# [Aim of the task]
Every line below must be reproduced exactly. Copy them all.

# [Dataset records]
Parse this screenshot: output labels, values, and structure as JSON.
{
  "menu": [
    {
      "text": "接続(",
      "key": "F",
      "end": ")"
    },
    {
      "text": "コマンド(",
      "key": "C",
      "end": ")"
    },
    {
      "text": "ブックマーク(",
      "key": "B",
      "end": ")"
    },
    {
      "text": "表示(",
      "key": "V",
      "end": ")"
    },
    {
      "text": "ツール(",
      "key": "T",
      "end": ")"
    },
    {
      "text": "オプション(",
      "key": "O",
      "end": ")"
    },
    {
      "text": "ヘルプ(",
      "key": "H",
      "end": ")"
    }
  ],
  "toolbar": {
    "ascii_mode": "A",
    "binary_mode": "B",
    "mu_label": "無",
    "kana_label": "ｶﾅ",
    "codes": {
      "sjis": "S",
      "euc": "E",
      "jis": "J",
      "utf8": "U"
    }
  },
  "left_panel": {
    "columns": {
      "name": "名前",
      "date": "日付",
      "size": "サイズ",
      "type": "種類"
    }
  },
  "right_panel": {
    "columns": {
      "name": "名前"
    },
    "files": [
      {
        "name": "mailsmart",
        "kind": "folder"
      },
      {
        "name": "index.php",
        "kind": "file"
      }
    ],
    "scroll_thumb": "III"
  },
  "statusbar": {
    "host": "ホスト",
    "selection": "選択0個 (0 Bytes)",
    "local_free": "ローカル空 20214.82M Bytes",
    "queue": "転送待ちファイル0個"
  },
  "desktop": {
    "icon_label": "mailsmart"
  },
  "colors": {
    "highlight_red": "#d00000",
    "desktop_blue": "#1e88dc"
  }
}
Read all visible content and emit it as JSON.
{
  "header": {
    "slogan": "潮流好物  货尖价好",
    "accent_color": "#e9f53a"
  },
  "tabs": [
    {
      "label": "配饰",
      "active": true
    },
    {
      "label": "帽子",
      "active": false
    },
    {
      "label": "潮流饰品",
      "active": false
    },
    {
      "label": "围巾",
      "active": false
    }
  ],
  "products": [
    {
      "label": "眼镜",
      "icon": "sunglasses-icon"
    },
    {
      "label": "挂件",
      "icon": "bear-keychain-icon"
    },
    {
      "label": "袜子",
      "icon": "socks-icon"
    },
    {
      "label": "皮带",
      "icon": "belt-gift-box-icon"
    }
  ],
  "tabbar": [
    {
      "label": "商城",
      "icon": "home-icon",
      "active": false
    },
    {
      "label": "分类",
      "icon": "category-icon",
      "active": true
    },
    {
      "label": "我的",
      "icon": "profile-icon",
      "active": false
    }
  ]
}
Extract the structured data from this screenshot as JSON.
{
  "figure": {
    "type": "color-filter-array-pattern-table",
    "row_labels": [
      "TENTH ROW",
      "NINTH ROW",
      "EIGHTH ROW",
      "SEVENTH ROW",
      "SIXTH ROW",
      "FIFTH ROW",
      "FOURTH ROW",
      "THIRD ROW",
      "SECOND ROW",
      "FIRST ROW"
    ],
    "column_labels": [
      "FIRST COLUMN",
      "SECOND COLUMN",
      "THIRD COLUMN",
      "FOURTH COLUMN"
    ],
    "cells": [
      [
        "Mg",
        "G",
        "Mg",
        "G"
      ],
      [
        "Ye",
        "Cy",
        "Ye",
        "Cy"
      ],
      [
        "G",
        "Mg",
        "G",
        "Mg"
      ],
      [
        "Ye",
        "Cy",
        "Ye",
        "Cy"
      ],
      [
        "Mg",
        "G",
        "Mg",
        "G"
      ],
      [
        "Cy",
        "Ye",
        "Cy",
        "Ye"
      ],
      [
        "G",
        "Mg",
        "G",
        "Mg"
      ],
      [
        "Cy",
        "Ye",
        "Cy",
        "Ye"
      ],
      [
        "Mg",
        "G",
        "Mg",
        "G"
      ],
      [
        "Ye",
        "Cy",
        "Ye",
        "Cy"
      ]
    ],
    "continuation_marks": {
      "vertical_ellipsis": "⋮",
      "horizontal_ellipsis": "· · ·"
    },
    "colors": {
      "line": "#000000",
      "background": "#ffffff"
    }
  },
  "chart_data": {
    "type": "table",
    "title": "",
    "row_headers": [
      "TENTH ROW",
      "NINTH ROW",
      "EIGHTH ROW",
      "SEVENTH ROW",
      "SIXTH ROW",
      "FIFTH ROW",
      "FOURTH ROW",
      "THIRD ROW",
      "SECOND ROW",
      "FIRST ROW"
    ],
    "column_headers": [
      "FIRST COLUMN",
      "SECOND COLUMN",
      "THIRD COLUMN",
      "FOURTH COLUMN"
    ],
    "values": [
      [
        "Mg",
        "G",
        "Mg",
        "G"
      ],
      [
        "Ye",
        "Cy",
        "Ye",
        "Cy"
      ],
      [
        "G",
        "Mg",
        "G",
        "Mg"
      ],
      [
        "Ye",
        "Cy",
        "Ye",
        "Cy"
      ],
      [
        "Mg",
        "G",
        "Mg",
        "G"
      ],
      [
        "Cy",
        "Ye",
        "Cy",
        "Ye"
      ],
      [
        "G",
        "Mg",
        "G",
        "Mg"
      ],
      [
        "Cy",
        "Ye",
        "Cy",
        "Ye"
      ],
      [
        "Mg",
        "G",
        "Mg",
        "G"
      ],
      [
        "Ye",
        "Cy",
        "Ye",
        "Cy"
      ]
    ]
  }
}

# [Problem solution]
Parse this screenshot: output labels, values, and structure as JSON.
{
  "menu": [
    {
      "text": "接続(",
      "key": "F",
      "end": ")"
    },
    {
      "text": "コマンド(",
      "key": "C",
      "end": ")"
    },
    {
      "text": "ブックマーク(",
      "key": "B",
      "end": ")"
    },
    {
      "text": "表示(",
      "key": "V",
      "end": ")"
    },
    {
      "text": "ツール(",
      "key": "T",
      "end": ")"
    },
    {
      "text": "オプション(",
      "key": "O",
      "end": ")"
    },
    {
      "text": "ヘルプ(",
      "key": "H",
      "end": ")"
    }
  ],
  "toolbar": {
    "ascii_mode": "A",
    "binary_mode": "B",
    "mu_label": "無",
    "kana_label": "ｶﾅ",
    "codes": {
      "sjis": "S",
      "euc": "E",
      "jis": "J",
      "utf8": "U"
    }
  },
  "left_panel": {
    "columns": {
      "name": "名前",
      "date": "日付",
      "size": "サイズ",
      "type": "種類"
    }
  },
  "right_panel": {
    "columns": {
      "name": "名前"
    },
    "files": [
      {
        "name": "mailsmart",
        "kind": "folder"
      },
      {
        "name": "index.php",
        "kind": "file"
      }
    ],
    "scroll_thumb": "III"
  },
  "statusbar": {
    "host": "ホスト",
    "selection": "選択0個 (0 Bytes)",
    "local_free": "ローカル空 20214.82M Bytes",
    "queue": "転送待ちファイル0個"
  },
  "desktop": {
    "icon_label": "mailsmart"
  },
  "colors": {
    "highlight_red": "#d00000",
    "desktop_blue": "#1e88dc"
  }
}
Read all visible content and emit it as JSON.
{
  "header": {
    "slogan": "潮流好物  货尖价好",
    "accent_color": "#e9f53a"
  },
  "tabs": [
    {
      "label": "配饰",
      "active": true
    },
    {
      "label": "帽子",
      "active": false
    },
    {
      "label": "潮流饰品",
      "active": false
    },
    {
      "label": "围巾",
      "active": false
    }
  ],
  "products": [
    {
      "label": "眼镜",
      "icon": "sunglasses-icon"
    },
    {
      "label": "挂件",
      "icon": "bear-keychain-icon"
    },
    {
      "label": "袜子",
      "icon": "socks-icon"
    },
    {
      "label": "皮带",
      "icon": "belt-gift-box-icon"
    }
  ],
  "tabbar": [
    {
      "label": "商城",
      "icon": "home-icon",
      "active": false
    },
    {
      "label": "分类",
      "icon": "category-icon",
      "active": true
    },
    {
      "label": "我的",
      "icon": "profile-icon",
      "active": false
    }
  ]
}
Extract the structured data from this screenshot as JSON.
{
  "figure": {
    "type": "color-filter-array-pattern-table",
    "row_labels": [
      "TENTH ROW",
      "NINTH ROW",
      "EIGHTH ROW",
      "SEVENTH ROW",
      "SIXTH ROW",
      "FIFTH ROW",
      "FOURTH ROW",
      "THIRD ROW",
      "SECOND ROW",
      "FIRST ROW"
    ],
    "column_labels": [
      "FIRST COLUMN",
      "SECOND COLUMN",
      "THIRD COLUMN",
      "FOURTH COLUMN"
    ],
    "cells": [
      [
        "Mg",
        "G",
        "Mg",
        "G"
      ],
      [
        "Ye",
        "Cy",
        "Ye",
        "Cy"
      ],
      [
        "G",
        "Mg",
        "G",
        "Mg"
      ],
      [
        "Ye",
        "Cy",
        "Ye",
        "Cy"
      ],
      [
        "Mg",
        "G",
        "Mg",
        "G"
      ],
      [
        "Cy",
        "Ye",
        "Cy",
        "Ye"
      ],
      [
        "G",
        "Mg",
        "G",
        "Mg"
      ],
      [
        "Cy",
        "Ye",
        "Cy",
        "Ye"
      ],
      [
        "Mg",
        "G",
        "Mg",
        "G"
      ],
      [
        "Ye",
        "Cy",
        "Ye",
        "Cy"
      ]
    ],
    "continuation_marks": {
      "vertical_ellipsis": "⋮",
      "horizontal_ellipsis": "· · ·"
    },
    "colors": {
      "line": "#000000",
      "background": "#ffffff"
    }
  },
  "chart_data": {
    "type": "table",
    "title": "",
    "row_headers": [
      "TENTH ROW",
      "NINTH ROW",
      "EIGHTH ROW",
      "SEVENTH ROW",
      "SIXTH ROW",
      "FIFTH ROW",
      "FOURTH ROW",
      "THIRD ROW",
      "SECOND ROW",
      "FIRST ROW"
    ],
    "column_headers": [
      "FIRST COLUMN",
      "SECOND COLUMN",
      "THIRD COLUMN",
      "FOURTH COLUMN"
    ],
    "values": [
      [
        "Mg",
        "G",
        "Mg",
        "G"
      ],
      [
        "Ye",
        "Cy",
        "Ye",
        "Cy"
      ],
      [
        "G",
        "Mg",
        "G",
        "Mg"
      ],
      [
        "Ye",
        "Cy",
        "Ye",
        "Cy"
      ],
      [
        "Mg",
        "G",
        "Mg",
        "G"
      ],
      [
        "Cy",
        "Ye",
        "Cy",
        "Ye"
      ],
      [
        "G",
        "Mg",
        "G",
        "Mg"
      ],
      [
        "Cy",
        "Ye",
        "Cy",
        "Ye"
      ],
      [
        "Mg",
        "G",
        "Mg",
        "G"
      ],
      [
        "Ye",
        "Cy",
        "Ye",
        "Cy"
      ]
    ]
  }
}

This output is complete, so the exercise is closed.